═══ RAW DATA ═══

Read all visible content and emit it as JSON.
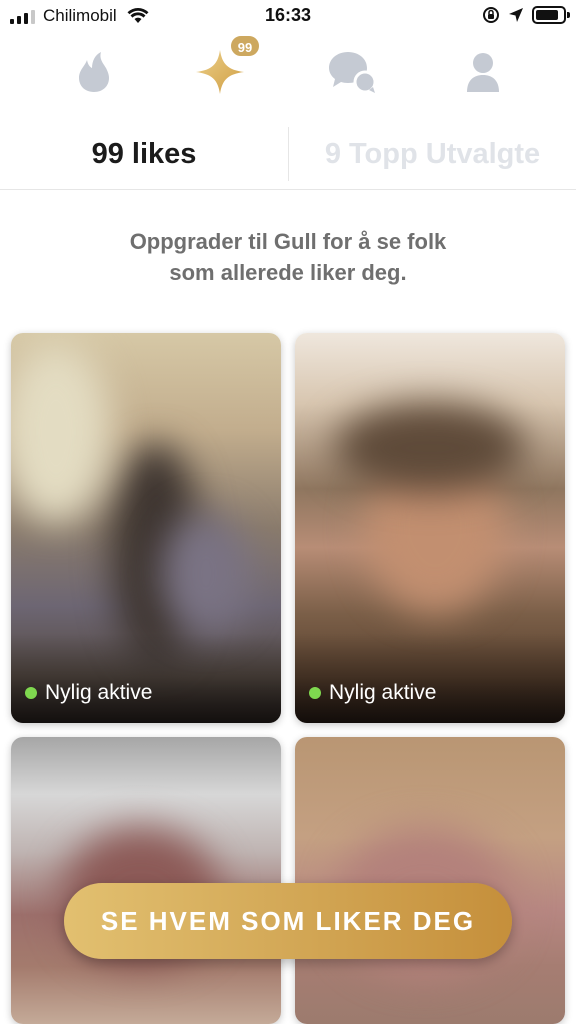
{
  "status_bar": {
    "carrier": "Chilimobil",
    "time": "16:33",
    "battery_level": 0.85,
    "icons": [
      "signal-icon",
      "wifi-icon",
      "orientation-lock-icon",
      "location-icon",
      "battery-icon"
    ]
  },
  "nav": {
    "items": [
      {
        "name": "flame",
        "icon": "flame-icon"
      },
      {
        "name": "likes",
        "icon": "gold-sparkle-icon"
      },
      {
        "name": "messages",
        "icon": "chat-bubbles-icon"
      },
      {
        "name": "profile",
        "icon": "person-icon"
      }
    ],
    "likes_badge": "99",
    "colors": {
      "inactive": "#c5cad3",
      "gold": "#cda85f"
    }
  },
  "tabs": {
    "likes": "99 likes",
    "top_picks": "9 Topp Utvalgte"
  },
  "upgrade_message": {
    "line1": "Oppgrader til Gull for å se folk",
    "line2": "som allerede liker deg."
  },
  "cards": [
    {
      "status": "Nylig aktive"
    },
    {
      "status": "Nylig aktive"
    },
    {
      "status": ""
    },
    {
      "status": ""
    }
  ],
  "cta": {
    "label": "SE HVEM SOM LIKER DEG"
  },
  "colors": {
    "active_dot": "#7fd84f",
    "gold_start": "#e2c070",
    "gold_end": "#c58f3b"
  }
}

═══
═══ RAW DATA ═══

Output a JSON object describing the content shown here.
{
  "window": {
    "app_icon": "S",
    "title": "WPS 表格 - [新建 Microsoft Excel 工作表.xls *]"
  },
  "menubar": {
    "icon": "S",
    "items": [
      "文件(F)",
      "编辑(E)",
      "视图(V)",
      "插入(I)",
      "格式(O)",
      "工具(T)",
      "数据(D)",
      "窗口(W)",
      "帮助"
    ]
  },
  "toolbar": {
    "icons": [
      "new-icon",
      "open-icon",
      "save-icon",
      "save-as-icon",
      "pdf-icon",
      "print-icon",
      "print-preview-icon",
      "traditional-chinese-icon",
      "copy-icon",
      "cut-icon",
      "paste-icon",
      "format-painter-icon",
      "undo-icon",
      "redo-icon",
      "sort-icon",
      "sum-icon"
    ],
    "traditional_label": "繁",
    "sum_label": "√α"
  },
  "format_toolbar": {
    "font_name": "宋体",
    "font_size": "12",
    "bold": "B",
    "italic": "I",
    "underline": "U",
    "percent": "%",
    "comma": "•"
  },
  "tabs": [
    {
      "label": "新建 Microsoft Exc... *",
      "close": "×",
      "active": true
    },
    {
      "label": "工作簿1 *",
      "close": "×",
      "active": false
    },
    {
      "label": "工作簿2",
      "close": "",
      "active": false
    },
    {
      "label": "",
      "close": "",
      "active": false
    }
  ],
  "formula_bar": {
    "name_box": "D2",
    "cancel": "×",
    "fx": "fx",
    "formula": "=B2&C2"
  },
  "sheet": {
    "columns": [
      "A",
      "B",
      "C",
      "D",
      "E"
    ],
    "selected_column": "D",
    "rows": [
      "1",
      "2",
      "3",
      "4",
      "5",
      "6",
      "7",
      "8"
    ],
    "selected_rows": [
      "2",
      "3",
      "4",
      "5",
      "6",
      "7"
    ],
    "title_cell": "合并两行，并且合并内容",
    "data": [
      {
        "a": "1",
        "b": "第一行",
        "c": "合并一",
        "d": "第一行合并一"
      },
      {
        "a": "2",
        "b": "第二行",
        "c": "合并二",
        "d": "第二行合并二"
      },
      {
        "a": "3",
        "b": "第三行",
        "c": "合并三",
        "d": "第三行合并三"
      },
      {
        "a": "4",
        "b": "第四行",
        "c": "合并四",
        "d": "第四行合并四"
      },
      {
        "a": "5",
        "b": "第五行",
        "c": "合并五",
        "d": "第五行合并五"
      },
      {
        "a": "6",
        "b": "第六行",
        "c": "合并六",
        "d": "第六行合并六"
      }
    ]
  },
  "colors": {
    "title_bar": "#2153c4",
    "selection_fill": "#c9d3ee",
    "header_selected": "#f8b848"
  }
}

═══

■ **WHAT NEEDS TO BE DONE**: Read through the entries and copy each line in which "Microsoft" appears.

■ **ANSWER BELOW**:
    "title": "WPS 表格 - [新建 Microsoft Excel 工作表.xls *]"
      "label": "新建 Microsoft Exc... *",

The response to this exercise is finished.